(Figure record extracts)

########

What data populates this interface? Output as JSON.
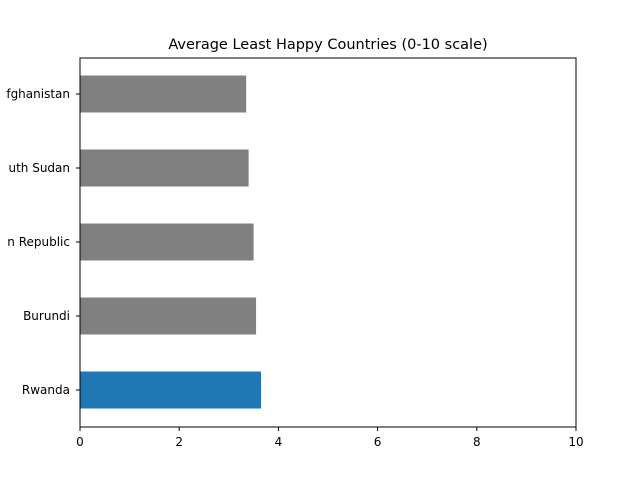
{
  "chart_data": {
    "type": "bar",
    "orientation": "horizontal",
    "title": "Average Least Happy Countries (0-10 scale)",
    "xlabel": "",
    "ylabel": "",
    "categories": [
      "Rwanda",
      "Burundi",
      "Central African Republic",
      "South Sudan",
      "Afghanistan"
    ],
    "category_labels_visible": [
      "Rwanda",
      "Burundi",
      "n Republic",
      "uth Sudan",
      "fghanistan"
    ],
    "values": [
      3.65,
      3.55,
      3.5,
      3.4,
      3.35
    ],
    "bar_colors": [
      "#1f77b4",
      "#808080",
      "#808080",
      "#808080",
      "#808080"
    ],
    "xlim": [
      0,
      10
    ],
    "xticks": [
      0,
      2,
      4,
      6,
      8,
      10
    ],
    "xtick_labels": [
      "0",
      "2",
      "4",
      "6",
      "8",
      "10"
    ],
    "grid": false,
    "legend": "none"
  }
}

########

(Aim of the task)
From the listing above, print every entry precisely and drop the pictures.

(Task response)
What data populates this interface? Output as JSON.
{
  "chart_data": {
    "type": "bar",
    "orientation": "horizontal",
    "title": "Average Least Happy Countries (0-10 scale)",
    "xlabel": "",
    "ylabel": "",
    "categories": [
      "Rwanda",
      "Burundi",
      "Central African Republic",
      "South Sudan",
      "Afghanistan"
    ],
    "category_labels_visible": [
      "Rwanda",
      "Burundi",
      "n Republic",
      "uth Sudan",
      "fghanistan"
    ],
    "values": [
      3.65,
      3.55,
      3.5,
      3.4,
      3.35
    ],
    "bar_colors": [
      "#1f77b4",
      "#808080",
      "#808080",
      "#808080",
      "#808080"
    ],
    "xlim": [
      0,
      10
    ],
    "xticks": [
      0,
      2,
      4,
      6,
      8,
      10
    ],
    "xtick_labels": [
      "0",
      "2",
      "4",
      "6",
      "8",
      "10"
    ],
    "grid": false,
    "legend": "none"
  }
}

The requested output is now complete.